EXERCISE DETAILS: Repeat the records verbatim and leave the pictures out of your copy.

── MATERIAL FOR THIS TASK ──

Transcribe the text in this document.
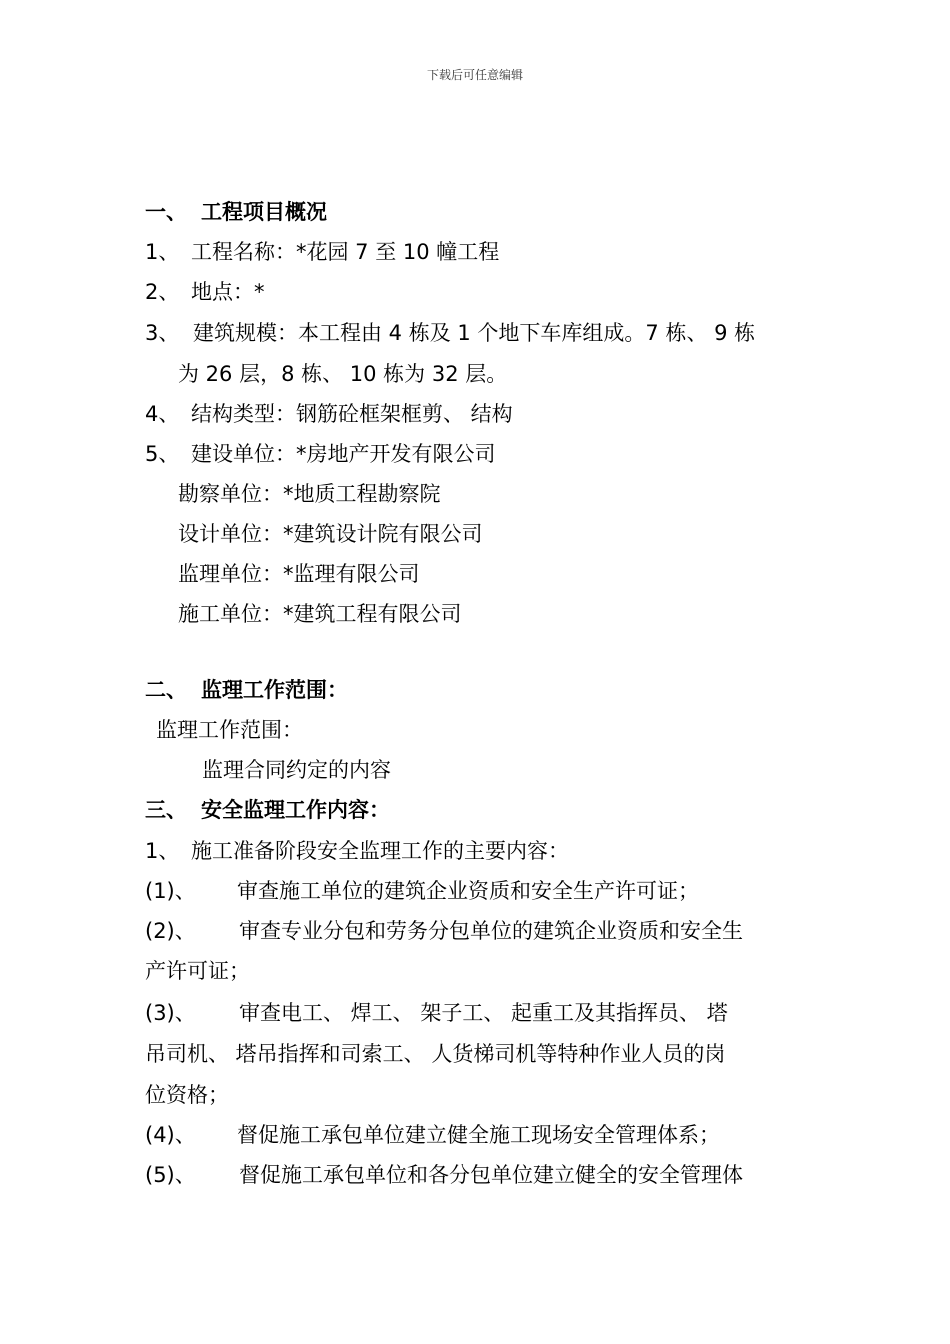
下载后可任意编辑
一、 工程项目概况
1、 工程名称：*花园 7 至 10 幢工程
2、 地点：*
3、 建筑规模：本工程由 4 栋及 1 个地下车库组成。7 栋、 9 栋
为 26 层，8 栋、 10 栋为 32 层。
4、 结构类型：钢筋砼框架框剪、 结构
5、 建设单位：*房地产开发有限公司
勘察单位：*地质工程勘察院
设计单位：*建筑设计院有限公司
监理单位：*监理有限公司
施工单位：*建筑工程有限公司
二、 监理工作范围：
监理工作范围：
监理合同约定的内容
三、 安全监理工作内容：
1、 施工准备阶段安全监理工作的主要内容：
(1)、 审查施工单位的建筑企业资质和安全生产许可证；
(2)、 审查专业分包和劳务分包单位的建筑企业资质和安全生
产许可证；
(3)、 审查电工、 焊工、 架子工、 起重工及其指挥员、 塔
吊司机、 塔吊指挥和司索工、 人货梯司机等特种作业人员的岗
位资格；
(4)、 督促施工承包单位建立健全施工现场安全管理体系；
(5)、 督促施工承包单位和各分包单位建立健全的安全管理体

───

EXERCISE RESULT:
Transcribe the text in this document.
下载后可任意编辑
一、 工程项目概况
1、 工程名称：*花园 7 至 10 幢工程
2、 地点：*
3、 建筑规模：本工程由 4 栋及 1 个地下车库组成。7 栋、 9 栋
为 26 层，8 栋、 10 栋为 32 层。
4、 结构类型：钢筋砼框架框剪、 结构
5、 建设单位：*房地产开发有限公司
勘察单位：*地质工程勘察院
设计单位：*建筑设计院有限公司
监理单位：*监理有限公司
施工单位：*建筑工程有限公司
二、 监理工作范围：
监理工作范围：
监理合同约定的内容
三、 安全监理工作内容：
1、 施工准备阶段安全监理工作的主要内容：
(1)、 审查施工单位的建筑企业资质和安全生产许可证；
(2)、 审查专业分包和劳务分包单位的建筑企业资质和安全生
产许可证；
(3)、 审查电工、 焊工、 架子工、 起重工及其指挥员、 塔
吊司机、 塔吊指挥和司索工、 人货梯司机等特种作业人员的岗
位资格；
(4)、 督促施工承包单位建立健全施工现场安全管理体系；
(5)、 督促施工承包单位和各分包单位建立健全的安全管理体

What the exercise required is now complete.